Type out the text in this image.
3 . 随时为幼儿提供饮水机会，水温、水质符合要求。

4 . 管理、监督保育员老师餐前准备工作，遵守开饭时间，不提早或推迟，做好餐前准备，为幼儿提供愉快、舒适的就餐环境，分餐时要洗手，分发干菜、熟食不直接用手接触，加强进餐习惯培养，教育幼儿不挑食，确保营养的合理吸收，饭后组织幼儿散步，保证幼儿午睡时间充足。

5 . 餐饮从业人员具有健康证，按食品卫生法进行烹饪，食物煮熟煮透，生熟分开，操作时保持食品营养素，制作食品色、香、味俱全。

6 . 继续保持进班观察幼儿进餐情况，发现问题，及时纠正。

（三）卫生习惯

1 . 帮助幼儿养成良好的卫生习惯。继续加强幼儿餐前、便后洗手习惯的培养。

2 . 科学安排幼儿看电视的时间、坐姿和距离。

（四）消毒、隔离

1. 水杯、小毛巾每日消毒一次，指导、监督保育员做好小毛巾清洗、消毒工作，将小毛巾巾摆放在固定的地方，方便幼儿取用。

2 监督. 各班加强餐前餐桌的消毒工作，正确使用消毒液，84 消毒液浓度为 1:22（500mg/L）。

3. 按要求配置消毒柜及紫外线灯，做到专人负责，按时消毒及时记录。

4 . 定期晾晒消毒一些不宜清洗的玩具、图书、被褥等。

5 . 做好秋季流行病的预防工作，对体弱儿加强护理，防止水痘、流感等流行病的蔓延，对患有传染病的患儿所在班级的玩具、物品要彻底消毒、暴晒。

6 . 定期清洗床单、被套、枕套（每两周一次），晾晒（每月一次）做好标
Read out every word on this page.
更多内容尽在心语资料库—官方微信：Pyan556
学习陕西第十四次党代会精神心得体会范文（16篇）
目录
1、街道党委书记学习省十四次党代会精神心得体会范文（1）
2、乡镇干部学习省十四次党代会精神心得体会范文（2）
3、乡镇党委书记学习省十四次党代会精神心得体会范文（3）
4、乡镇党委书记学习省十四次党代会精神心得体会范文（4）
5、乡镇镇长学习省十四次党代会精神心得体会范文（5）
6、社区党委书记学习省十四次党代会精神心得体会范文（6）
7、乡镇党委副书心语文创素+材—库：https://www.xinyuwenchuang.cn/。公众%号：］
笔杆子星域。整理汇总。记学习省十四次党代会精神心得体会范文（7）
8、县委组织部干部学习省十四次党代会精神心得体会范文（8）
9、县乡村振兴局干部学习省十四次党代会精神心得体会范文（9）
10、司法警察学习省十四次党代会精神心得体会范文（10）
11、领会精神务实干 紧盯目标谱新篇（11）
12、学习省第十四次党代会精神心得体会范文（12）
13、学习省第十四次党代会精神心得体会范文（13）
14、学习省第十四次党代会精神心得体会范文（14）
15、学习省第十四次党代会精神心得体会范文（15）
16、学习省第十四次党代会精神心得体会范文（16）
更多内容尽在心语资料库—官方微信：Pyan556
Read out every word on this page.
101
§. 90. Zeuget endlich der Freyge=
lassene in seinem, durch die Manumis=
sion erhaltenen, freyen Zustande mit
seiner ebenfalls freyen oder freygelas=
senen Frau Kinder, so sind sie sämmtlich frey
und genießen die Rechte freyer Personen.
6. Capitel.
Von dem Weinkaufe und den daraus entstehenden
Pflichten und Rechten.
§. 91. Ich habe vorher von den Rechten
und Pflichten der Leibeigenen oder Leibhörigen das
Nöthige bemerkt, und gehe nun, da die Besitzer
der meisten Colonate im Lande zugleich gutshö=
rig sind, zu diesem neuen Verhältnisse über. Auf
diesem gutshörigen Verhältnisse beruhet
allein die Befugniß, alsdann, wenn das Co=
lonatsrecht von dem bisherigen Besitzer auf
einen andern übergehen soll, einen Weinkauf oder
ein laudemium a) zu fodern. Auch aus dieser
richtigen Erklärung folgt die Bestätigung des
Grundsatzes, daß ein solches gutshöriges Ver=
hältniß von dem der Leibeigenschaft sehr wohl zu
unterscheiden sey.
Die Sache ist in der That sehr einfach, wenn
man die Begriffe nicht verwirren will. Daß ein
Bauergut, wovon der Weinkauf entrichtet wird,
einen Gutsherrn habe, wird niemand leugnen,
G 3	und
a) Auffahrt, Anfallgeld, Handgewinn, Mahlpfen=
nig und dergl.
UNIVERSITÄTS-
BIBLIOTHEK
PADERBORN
──────────
**AIM**:
State the number of lines that contain the string "学习省第十四次党代会精神心得体会范文", with no other words.

**FINISHED ANSWER**:
5